**Exercise:**
Filter the data for lines with the word "County", then copy every line so identified.

**Extracted records:**
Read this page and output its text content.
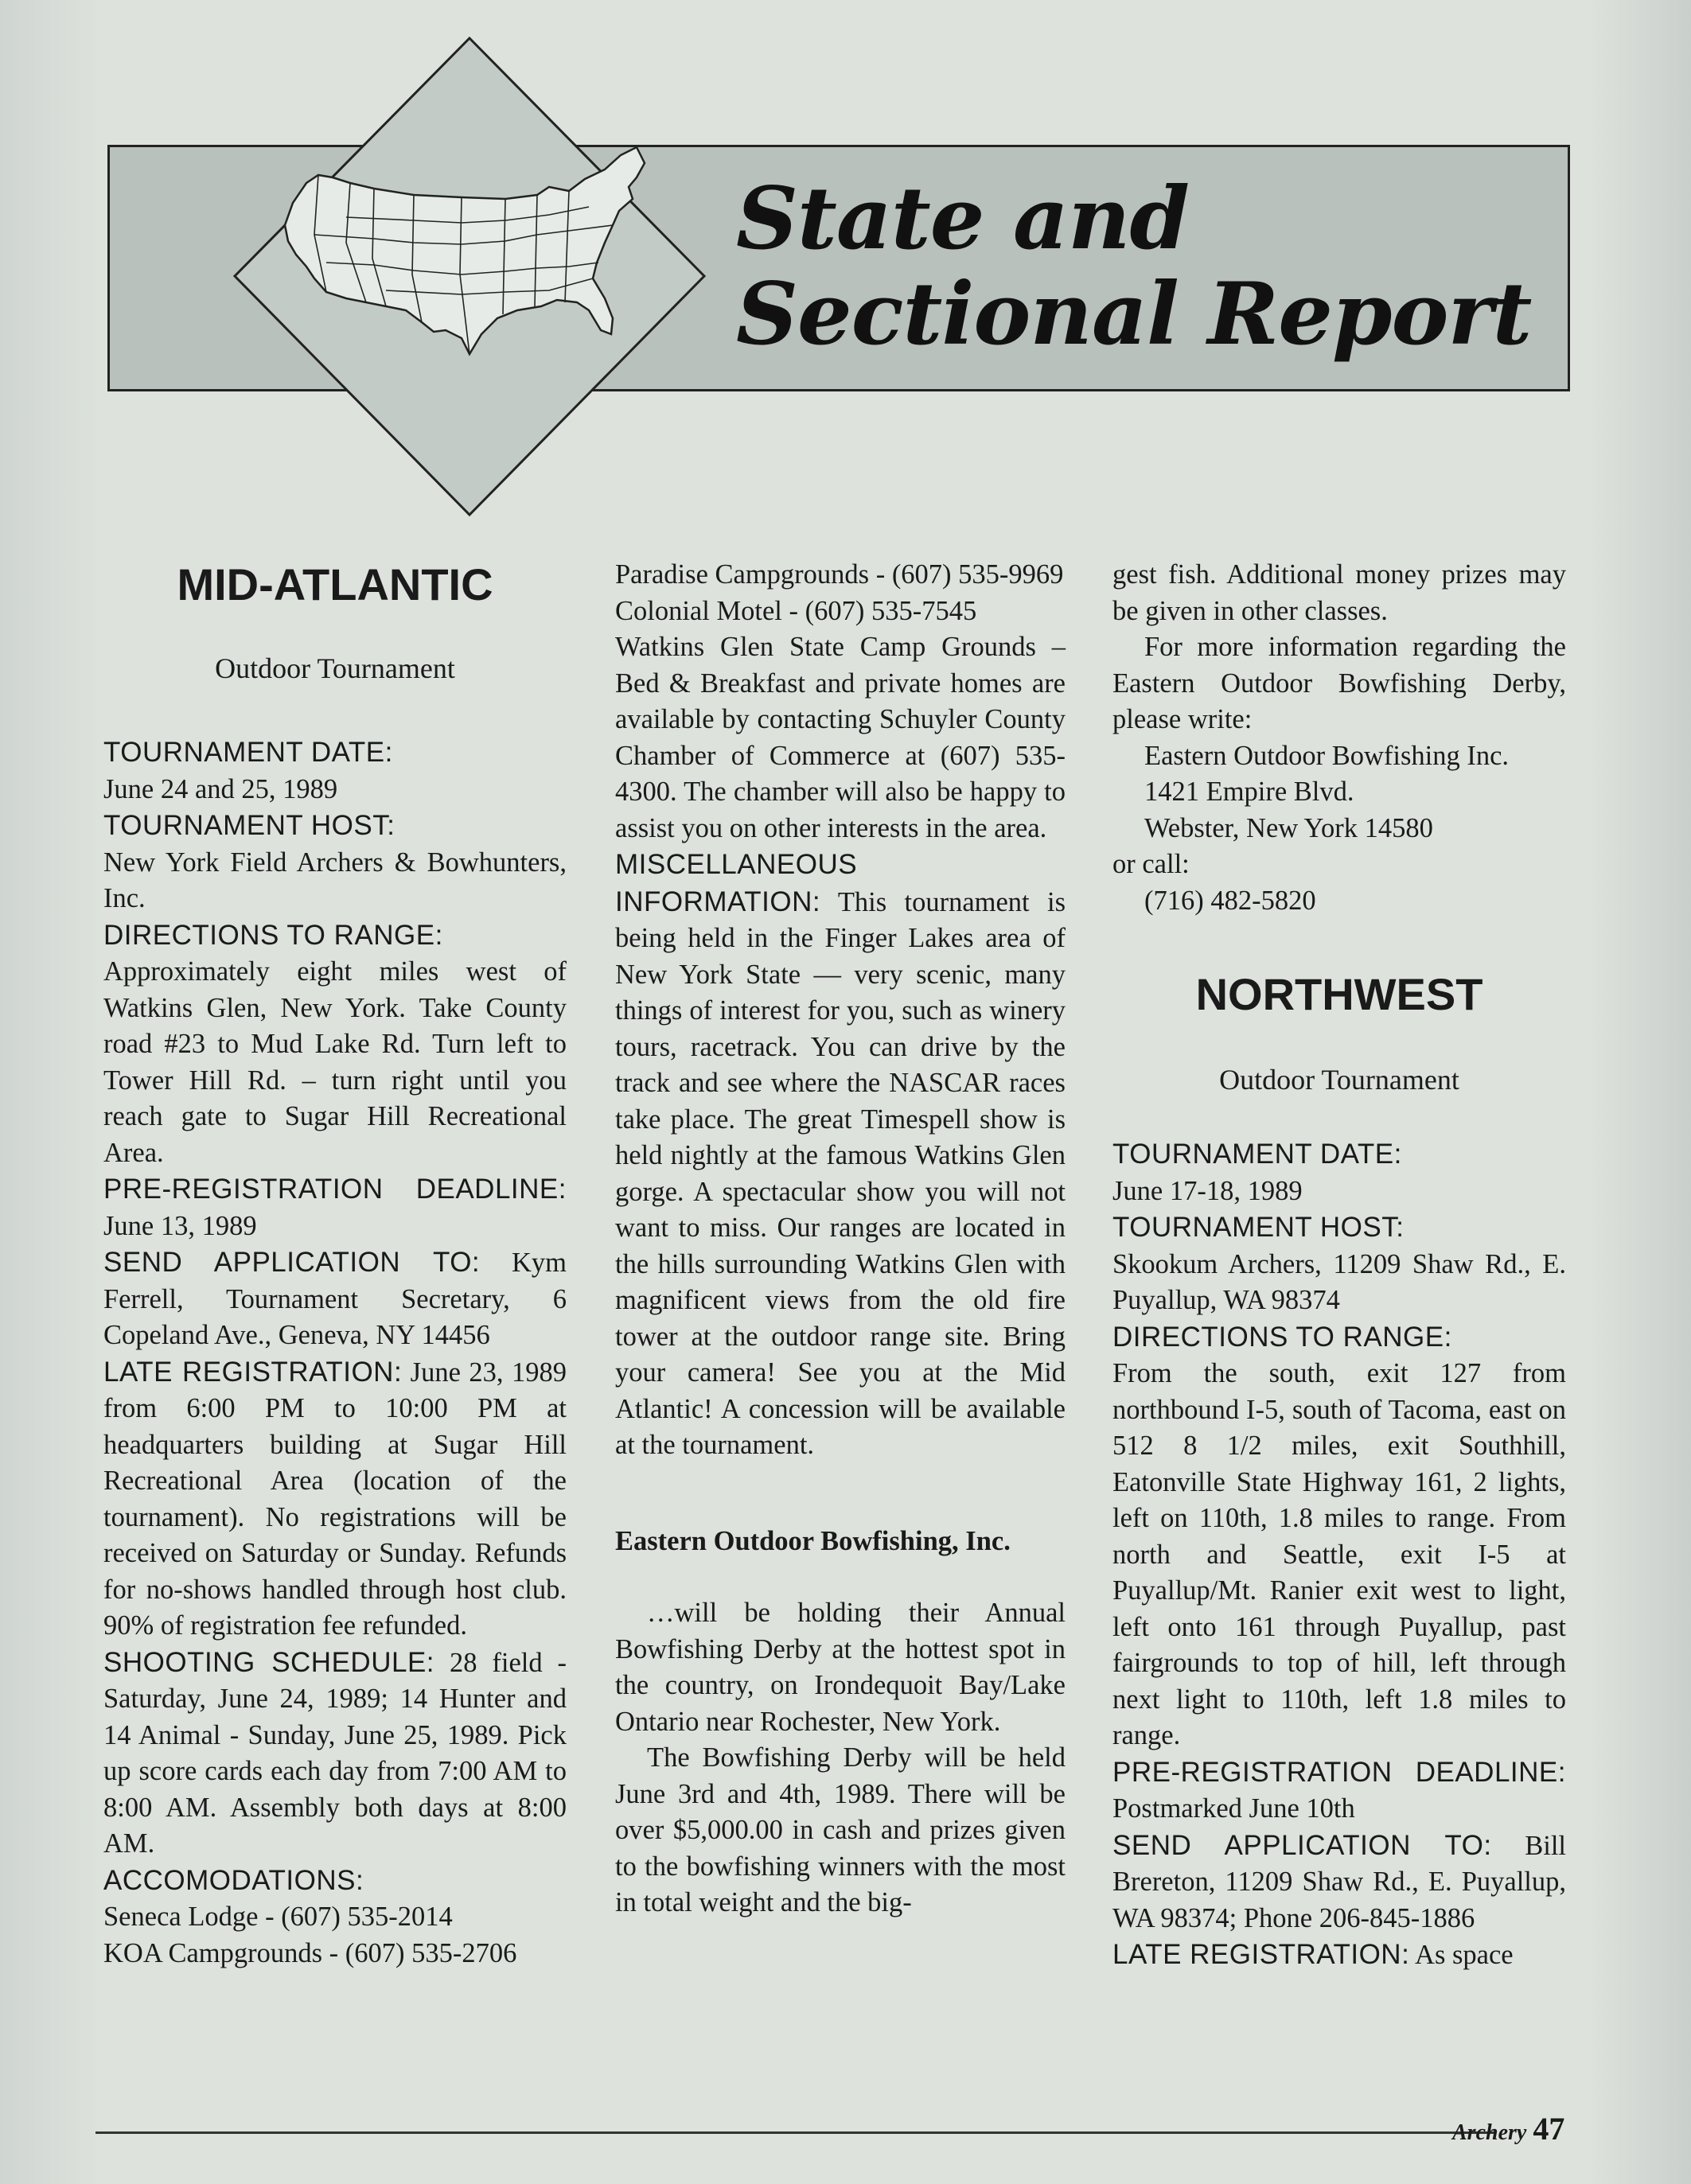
State and
Sectional Report
MID-ATLANTIC

Outdoor Tournament

TOURNAMENT DATE:

June 24 and 25, 1989

TOURNAMENT HOST:

New York Field Archers & Bowhunters, Inc.

DIRECTIONS TO RANGE:

Approximately eight miles west of Watkins Glen, New York. Take County road #23 to Mud Lake Rd. Turn left to Tower Hill Rd. – turn right until you reach gate to Sugar Hill Recreational Area.

PRE-REGISTRATION DEADLINE: June 13, 1989

SEND APPLICATION TO: Kym Ferrell, Tournament Secretary, 6 Copeland Ave., Geneva, NY 14456

LATE REGISTRATION: June 23, 1989 from 6:00 PM to 10:00 PM at headquarters building at Sugar Hill Recreational Area (location of the tournament). No registrations will be received on Saturday or Sunday. Refunds for no-shows handled through host club. 90% of registration fee refunded.

SHOOTING SCHEDULE: 28 field - Saturday, June 24, 1989; 14 Hunter and 14 Animal - Sunday, June 25, 1989. Pick up score cards each day from 7:00 AM to 8:00 AM. Assembly both days at 8:00 AM.

ACCOMODATIONS:

Seneca Lodge - (607) 535-2014

KOA Campgrounds - (607) 535-2706

Paradise Campgrounds - (607) 535-9969

Colonial Motel - (607) 535-7545

Watkins Glen State Camp Grounds – Bed & Breakfast and private homes are available by contacting Schuyler County Chamber of Commerce at (607) 535-4300. The chamber will also be happy to assist you on other interests in the area.

MISCELLANEOUS INFORMATION: This tournament is being held in the Finger Lakes area of New York State — very scenic, many things of interest for you, such as winery tours, racetrack. You can drive by the track and see where the NASCAR races take place. The great Timespell show is held nightly at the famous Watkins Glen gorge. A spectacular show you will not want to miss. Our ranges are located in the hills surrounding Watkins Glen with magnificent views from the old fire tower at the outdoor range site. Bring your camera! See you at the Mid Atlantic! A concession will be available at the tournament.

Eastern Outdoor Bowfishing, Inc.

…will be holding their Annual Bowfishing Derby at the hottest spot in the country, on Irondequoit Bay/Lake Ontario near Rochester, New York.

The Bowfishing Derby will be held June 3rd and 4th, 1989. There will be over $5,000.00 in cash and prizes given to the bowfishing winners with the most in total weight and the big-

gest fish. Additional money prizes may be given in other classes.

For more information regarding the Eastern Outdoor Bowfishing Derby, please write:

Eastern Outdoor Bowfishing Inc.
1421 Empire Blvd.
Webster, New York 14580
or call:
(716) 482-5820
NORTHWEST

Outdoor Tournament

TOURNAMENT DATE:

June 17-18, 1989

TOURNAMENT HOST:

Skookum Archers, 11209 Shaw Rd., E. Puyallup, WA 98374

DIRECTIONS TO RANGE:

From the south, exit 127 from northbound I-5, south of Tacoma, east on 512 8 1/2 miles, exit Southhill, Eatonville State Highway 161, 2 lights, left on 110th, 1.8 miles to range. From north and Seattle, exit I-5 at Puyallup/Mt. Ranier exit west to light, left onto 161 through Puyallup, past fairgrounds to top of hill, left through next light to 110th, left 1.8 miles to range.

PRE-REGISTRATION DEADLINE: Postmarked June 10th

SEND APPLICATION TO: Bill Brereton, 11209 Shaw Rd., E. Puyallup, WA 98374; Phone 206-845-1886

LATE REGISTRATION: As space

Archery 47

**Exercise output:**
Approximately eight miles west of Watkins Glen, New York. Take County road #23 to Mud Lake Rd. Turn left to Tower Hill Rd. – turn right until you reach gate to Sugar Hill Recreational Area.
Watkins Glen State Camp Grounds – Bed & Breakfast and private homes are available by contacting Schuyler County Chamber of Commerce at (607) 535-4300. The chamber will also be happy to assist you on other interests in the area.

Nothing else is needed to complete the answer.